> GIVEN PROBLEM:
Return every entry exactly as written.

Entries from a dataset
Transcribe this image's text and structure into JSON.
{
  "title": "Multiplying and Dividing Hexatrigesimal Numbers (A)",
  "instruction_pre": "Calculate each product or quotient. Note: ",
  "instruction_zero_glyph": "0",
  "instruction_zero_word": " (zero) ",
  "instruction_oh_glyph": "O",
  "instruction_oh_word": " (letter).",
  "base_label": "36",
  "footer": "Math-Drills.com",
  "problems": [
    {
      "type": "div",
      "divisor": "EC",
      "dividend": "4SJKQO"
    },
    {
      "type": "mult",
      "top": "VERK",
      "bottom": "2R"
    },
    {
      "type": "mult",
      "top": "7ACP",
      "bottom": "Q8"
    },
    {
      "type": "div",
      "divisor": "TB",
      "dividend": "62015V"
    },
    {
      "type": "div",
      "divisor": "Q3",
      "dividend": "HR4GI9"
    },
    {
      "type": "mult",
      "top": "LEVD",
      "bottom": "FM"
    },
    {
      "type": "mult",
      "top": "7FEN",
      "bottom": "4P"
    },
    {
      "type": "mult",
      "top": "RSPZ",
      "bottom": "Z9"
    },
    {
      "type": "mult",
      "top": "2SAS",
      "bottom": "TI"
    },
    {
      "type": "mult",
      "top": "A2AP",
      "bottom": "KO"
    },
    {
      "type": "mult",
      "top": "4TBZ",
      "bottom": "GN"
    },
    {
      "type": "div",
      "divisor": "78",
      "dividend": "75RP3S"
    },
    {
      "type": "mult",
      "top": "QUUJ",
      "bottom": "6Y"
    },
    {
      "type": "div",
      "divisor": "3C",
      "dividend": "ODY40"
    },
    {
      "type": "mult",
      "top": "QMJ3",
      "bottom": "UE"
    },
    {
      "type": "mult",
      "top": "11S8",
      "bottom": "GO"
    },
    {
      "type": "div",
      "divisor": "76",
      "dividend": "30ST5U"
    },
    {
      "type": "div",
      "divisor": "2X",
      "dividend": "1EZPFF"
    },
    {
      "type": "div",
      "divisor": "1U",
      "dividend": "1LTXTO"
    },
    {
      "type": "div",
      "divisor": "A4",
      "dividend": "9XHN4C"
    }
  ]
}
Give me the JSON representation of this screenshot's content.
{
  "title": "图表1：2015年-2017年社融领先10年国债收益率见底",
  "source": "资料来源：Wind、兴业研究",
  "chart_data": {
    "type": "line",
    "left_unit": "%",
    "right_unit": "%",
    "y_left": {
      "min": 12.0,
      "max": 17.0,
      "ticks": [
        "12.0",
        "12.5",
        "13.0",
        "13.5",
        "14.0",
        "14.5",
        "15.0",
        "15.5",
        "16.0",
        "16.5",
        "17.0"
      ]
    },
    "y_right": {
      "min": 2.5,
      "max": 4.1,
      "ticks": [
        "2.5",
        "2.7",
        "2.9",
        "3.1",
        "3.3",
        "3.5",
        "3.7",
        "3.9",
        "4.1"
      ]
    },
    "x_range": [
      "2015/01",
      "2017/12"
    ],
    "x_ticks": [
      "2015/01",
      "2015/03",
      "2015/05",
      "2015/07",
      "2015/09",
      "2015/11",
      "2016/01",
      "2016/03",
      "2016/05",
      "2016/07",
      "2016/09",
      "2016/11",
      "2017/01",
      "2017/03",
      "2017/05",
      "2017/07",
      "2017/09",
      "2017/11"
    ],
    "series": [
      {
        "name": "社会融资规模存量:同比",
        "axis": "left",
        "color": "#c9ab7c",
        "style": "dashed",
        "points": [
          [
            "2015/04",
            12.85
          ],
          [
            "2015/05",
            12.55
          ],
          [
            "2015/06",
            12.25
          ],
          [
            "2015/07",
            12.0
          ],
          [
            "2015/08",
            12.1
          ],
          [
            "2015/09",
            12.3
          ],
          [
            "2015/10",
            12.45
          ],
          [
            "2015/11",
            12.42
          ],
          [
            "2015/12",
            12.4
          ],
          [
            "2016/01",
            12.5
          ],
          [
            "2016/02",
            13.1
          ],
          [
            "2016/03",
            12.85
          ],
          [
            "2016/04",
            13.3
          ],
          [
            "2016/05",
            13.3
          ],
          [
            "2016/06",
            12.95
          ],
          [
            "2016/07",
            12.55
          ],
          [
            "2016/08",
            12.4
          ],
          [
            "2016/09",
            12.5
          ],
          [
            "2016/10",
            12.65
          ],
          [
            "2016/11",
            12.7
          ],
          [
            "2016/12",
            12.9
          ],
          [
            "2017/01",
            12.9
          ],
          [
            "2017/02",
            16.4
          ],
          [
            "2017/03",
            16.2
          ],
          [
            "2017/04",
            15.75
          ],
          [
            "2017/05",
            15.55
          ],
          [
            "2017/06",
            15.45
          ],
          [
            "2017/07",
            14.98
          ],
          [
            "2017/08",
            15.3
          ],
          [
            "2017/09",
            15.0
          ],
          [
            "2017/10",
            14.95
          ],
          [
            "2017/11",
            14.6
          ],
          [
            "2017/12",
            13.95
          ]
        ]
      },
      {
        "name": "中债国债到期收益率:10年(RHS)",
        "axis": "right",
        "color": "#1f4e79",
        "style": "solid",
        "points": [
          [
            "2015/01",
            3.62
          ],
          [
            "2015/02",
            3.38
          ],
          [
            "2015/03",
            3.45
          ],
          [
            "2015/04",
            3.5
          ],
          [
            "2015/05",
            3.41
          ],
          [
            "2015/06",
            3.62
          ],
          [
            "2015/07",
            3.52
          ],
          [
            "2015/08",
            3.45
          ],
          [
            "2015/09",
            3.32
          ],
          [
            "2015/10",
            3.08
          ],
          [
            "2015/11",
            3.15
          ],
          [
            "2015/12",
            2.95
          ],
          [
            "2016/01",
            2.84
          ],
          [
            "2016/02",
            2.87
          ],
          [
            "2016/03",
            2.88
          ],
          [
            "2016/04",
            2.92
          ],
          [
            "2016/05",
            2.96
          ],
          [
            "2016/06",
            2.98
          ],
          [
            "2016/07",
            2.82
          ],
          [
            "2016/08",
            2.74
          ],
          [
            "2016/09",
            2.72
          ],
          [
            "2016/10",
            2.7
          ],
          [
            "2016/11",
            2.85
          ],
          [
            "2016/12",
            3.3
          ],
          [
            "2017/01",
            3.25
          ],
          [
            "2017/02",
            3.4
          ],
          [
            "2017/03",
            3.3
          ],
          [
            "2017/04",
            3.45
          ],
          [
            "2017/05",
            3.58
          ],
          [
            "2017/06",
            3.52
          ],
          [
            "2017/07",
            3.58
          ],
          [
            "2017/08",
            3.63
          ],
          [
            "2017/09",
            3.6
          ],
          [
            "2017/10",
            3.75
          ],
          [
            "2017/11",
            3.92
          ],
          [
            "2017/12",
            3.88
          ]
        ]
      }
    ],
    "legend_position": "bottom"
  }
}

> COMPLETED TASK:
Transcribe this image's text and structure into JSON.
{
  "title": "Multiplying and Dividing Hexatrigesimal Numbers (A)",
  "instruction_pre": "Calculate each product or quotient. Note: ",
  "instruction_zero_glyph": "0",
  "instruction_zero_word": " (zero) ",
  "instruction_oh_glyph": "O",
  "instruction_oh_word": " (letter).",
  "base_label": "36",
  "footer": "Math-Drills.com",
  "problems": [
    {
      "type": "div",
      "divisor": "EC",
      "dividend": "4SJKQO"
    },
    {
      "type": "mult",
      "top": "VERK",
      "bottom": "2R"
    },
    {
      "type": "mult",
      "top": "7ACP",
      "bottom": "Q8"
    },
    {
      "type": "div",
      "divisor": "TB",
      "dividend": "62015V"
    },
    {
      "type": "div",
      "divisor": "Q3",
      "dividend": "HR4GI9"
    },
    {
      "type": "mult",
      "top": "LEVD",
      "bottom": "FM"
    },
    {
      "type": "mult",
      "top": "7FEN",
      "bottom": "4P"
    },
    {
      "type": "mult",
      "top": "RSPZ",
      "bottom": "Z9"
    },
    {
      "type": "mult",
      "top": "2SAS",
      "bottom": "TI"
    },
    {
      "type": "mult",
      "top": "A2AP",
      "bottom": "KO"
    },
    {
      "type": "mult",
      "top": "4TBZ",
      "bottom": "GN"
    },
    {
      "type": "div",
      "divisor": "78",
      "dividend": "75RP3S"
    },
    {
      "type": "mult",
      "top": "QUUJ",
      "bottom": "6Y"
    },
    {
      "type": "div",
      "divisor": "3C",
      "dividend": "ODY40"
    },
    {
      "type": "mult",
      "top": "QMJ3",
      "bottom": "UE"
    },
    {
      "type": "mult",
      "top": "11S8",
      "bottom": "GO"
    },
    {
      "type": "div",
      "divisor": "76",
      "dividend": "30ST5U"
    },
    {
      "type": "div",
      "divisor": "2X",
      "dividend": "1EZPFF"
    },
    {
      "type": "div",
      "divisor": "1U",
      "dividend": "1LTXTO"
    },
    {
      "type": "div",
      "divisor": "A4",
      "dividend": "9XHN4C"
    }
  ]
}
Give me the JSON representation of this screenshot's content.
{
  "title": "图表1：2015年-2017年社融领先10年国债收益率见底",
  "source": "资料来源：Wind、兴业研究",
  "chart_data": {
    "type": "line",
    "left_unit": "%",
    "right_unit": "%",
    "y_left": {
      "min": 12.0,
      "max": 17.0,
      "ticks": [
        "12.0",
        "12.5",
        "13.0",
        "13.5",
        "14.0",
        "14.5",
        "15.0",
        "15.5",
        "16.0",
        "16.5",
        "17.0"
      ]
    },
    "y_right": {
      "min": 2.5,
      "max": 4.1,
      "ticks": [
        "2.5",
        "2.7",
        "2.9",
        "3.1",
        "3.3",
        "3.5",
        "3.7",
        "3.9",
        "4.1"
      ]
    },
    "x_range": [
      "2015/01",
      "2017/12"
    ],
    "x_ticks": [
      "2015/01",
      "2015/03",
      "2015/05",
      "2015/07",
      "2015/09",
      "2015/11",
      "2016/01",
      "2016/03",
      "2016/05",
      "2016/07",
      "2016/09",
      "2016/11",
      "2017/01",
      "2017/03",
      "2017/05",
      "2017/07",
      "2017/09",
      "2017/11"
    ],
    "series": [
      {
        "name": "社会融资规模存量:同比",
        "axis": "left",
        "color": "#c9ab7c",
        "style": "dashed",
        "points": [
          [
            "2015/04",
            12.85
          ],
          [
            "2015/05",
            12.55
          ],
          [
            "2015/06",
            12.25
          ],
          [
            "2015/07",
            12.0
          ],
          [
            "2015/08",
            12.1
          ],
          [
            "2015/09",
            12.3
          ],
          [
            "2015/10",
            12.45
          ],
          [
            "2015/11",
            12.42
          ],
          [
            "2015/12",
            12.4
          ],
          [
            "2016/01",
            12.5
          ],
          [
            "2016/02",
            13.1
          ],
          [
            "2016/03",
            12.85
          ],
          [
            "2016/04",
            13.3
          ],
          [
            "2016/05",
            13.3
          ],
          [
            "2016/06",
            12.95
          ],
          [
            "2016/07",
            12.55
          ],
          [
            "2016/08",
            12.4
          ],
          [
            "2016/09",
            12.5
          ],
          [
            "2016/10",
            12.65
          ],
          [
            "2016/11",
            12.7
          ],
          [
            "2016/12",
            12.9
          ],
          [
            "2017/01",
            12.9
          ],
          [
            "2017/02",
            16.4
          ],
          [
            "2017/03",
            16.2
          ],
          [
            "2017/04",
            15.75
          ],
          [
            "2017/05",
            15.55
          ],
          [
            "2017/06",
            15.45
          ],
          [
            "2017/07",
            14.98
          ],
          [
            "2017/08",
            15.3
          ],
          [
            "2017/09",
            15.0
          ],
          [
            "2017/10",
            14.95
          ],
          [
            "2017/11",
            14.6
          ],
          [
            "2017/12",
            13.95
          ]
        ]
      },
      {
        "name": "中债国债到期收益率:10年(RHS)",
        "axis": "right",
        "color": "#1f4e79",
        "style": "solid",
        "points": [
          [
            "2015/01",
            3.62
          ],
          [
            "2015/02",
            3.38
          ],
          [
            "2015/03",
            3.45
          ],
          [
            "2015/04",
            3.5
          ],
          [
            "2015/05",
            3.41
          ],
          [
            "2015/06",
            3.62
          ],
          [
            "2015/07",
            3.52
          ],
          [
            "2015/08",
            3.45
          ],
          [
            "2015/09",
            3.32
          ],
          [
            "2015/10",
            3.08
          ],
          [
            "2015/11",
            3.15
          ],
          [
            "2015/12",
            2.95
          ],
          [
            "2016/01",
            2.84
          ],
          [
            "2016/02",
            2.87
          ],
          [
            "2016/03",
            2.88
          ],
          [
            "2016/04",
            2.92
          ],
          [
            "2016/05",
            2.96
          ],
          [
            "2016/06",
            2.98
          ],
          [
            "2016/07",
            2.82
          ],
          [
            "2016/08",
            2.74
          ],
          [
            "2016/09",
            2.72
          ],
          [
            "2016/10",
            2.7
          ],
          [
            "2016/11",
            2.85
          ],
          [
            "2016/12",
            3.3
          ],
          [
            "2017/01",
            3.25
          ],
          [
            "2017/02",
            3.4
          ],
          [
            "2017/03",
            3.3
          ],
          [
            "2017/04",
            3.45
          ],
          [
            "2017/05",
            3.58
          ],
          [
            "2017/06",
            3.52
          ],
          [
            "2017/07",
            3.58
          ],
          [
            "2017/08",
            3.63
          ],
          [
            "2017/09",
            3.6
          ],
          [
            "2017/10",
            3.75
          ],
          [
            "2017/11",
            3.92
          ],
          [
            "2017/12",
            3.88
          ]
        ]
      }
    ],
    "legend_position": "bottom"
  }
}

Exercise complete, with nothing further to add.